— Work order 1 —
In the TDOC analyst note below, what preliminary 2022 revenue outlook did management provide?
— Work order 2 —
Write the next part of the TDOC analyst note below, continuing after its last sentence.

— Selected extract —
========================================

Our view: Given the upcoming Nov. 18 analyst day, we had expected 3Q to be a non-event and were surprised when management provided a positive preliminary outlook for ’22 revenue ($2.6B, or ~29% growth) and made some very direct and in our view compelling remarks around the trend in BetterHelp CACs, which has been one of the primary debates around the stock. 3Q results were better than expected, driven by (we suspect) the continued outperformance of BetterHelp and slightly offset by a weaker Livongo. Management also slightly tightened ’21 guidance ranges.
Key points:
Our investment thesis heading into the print: Virtual health has gone mainstream, and while there has been a lot of shifting across the competitive landscape, TDOC remains the dominant vendor with a meaningful and durable moat. Its longer-term revenue growth algorithm is evolving (less contribution from member adds going forward and more now from member monetization), but the end result should be the same —we see it sustaining 30%+ organic growth for the next several years.

========================================

— Dataset content —
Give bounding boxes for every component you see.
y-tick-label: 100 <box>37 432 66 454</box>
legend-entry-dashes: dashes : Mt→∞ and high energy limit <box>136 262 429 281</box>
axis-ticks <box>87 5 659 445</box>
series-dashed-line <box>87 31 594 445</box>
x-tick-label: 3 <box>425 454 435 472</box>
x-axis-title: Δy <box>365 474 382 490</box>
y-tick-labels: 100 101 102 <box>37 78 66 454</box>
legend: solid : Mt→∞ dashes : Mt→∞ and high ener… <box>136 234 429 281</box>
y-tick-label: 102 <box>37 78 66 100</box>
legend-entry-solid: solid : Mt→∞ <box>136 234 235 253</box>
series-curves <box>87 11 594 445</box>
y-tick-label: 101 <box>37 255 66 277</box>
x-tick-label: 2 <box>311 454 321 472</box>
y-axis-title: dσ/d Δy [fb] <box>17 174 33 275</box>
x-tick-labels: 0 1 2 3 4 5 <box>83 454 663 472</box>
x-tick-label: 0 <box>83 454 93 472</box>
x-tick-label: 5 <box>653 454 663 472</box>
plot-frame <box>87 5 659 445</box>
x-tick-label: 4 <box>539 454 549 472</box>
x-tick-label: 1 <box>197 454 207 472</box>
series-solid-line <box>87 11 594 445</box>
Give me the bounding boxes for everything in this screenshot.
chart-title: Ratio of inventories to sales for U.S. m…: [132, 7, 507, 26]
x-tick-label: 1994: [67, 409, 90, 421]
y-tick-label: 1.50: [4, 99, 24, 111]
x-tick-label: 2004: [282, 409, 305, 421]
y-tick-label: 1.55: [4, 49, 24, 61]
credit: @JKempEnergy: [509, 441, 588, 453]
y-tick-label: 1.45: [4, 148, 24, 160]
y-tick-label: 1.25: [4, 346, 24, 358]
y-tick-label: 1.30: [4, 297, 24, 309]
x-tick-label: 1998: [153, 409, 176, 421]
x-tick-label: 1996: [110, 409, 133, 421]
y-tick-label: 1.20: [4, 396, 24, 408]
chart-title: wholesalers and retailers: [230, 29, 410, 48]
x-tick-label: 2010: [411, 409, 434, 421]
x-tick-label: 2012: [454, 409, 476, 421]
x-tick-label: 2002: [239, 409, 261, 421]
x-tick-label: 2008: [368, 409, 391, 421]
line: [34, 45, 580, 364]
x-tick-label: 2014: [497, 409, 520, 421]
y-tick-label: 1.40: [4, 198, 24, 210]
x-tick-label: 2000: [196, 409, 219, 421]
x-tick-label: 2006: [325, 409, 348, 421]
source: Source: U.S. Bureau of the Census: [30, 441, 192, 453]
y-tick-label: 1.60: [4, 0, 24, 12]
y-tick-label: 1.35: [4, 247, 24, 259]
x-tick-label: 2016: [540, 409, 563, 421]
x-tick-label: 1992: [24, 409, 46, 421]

========================================

— Your response 1 —
$2.6B, or about 29% growth.

— Your response 2 —
Has this quarter impacted our thesis? Yes, what we learned today was incrementally positive. With the Nov. 18 analyst day just around the corner, we had expected the company to defer answering any of the bigger questions until then but were pleasantly surprised when management provided a better-than-expected preliminary ’22 revenue outlook as well as positive comments around CAC trends in the DTC BetterHelp business. That said, there are still key debates investors will be focusing on into that event: (1) How much is BetterHelp currently contributing and can it continue to profitably grow? (2) How many new paid members will TDOC add? (3) How quickly will Primary360 ramp? (4) Can TDOC re-accelerate LVGO in ’23 and beyond?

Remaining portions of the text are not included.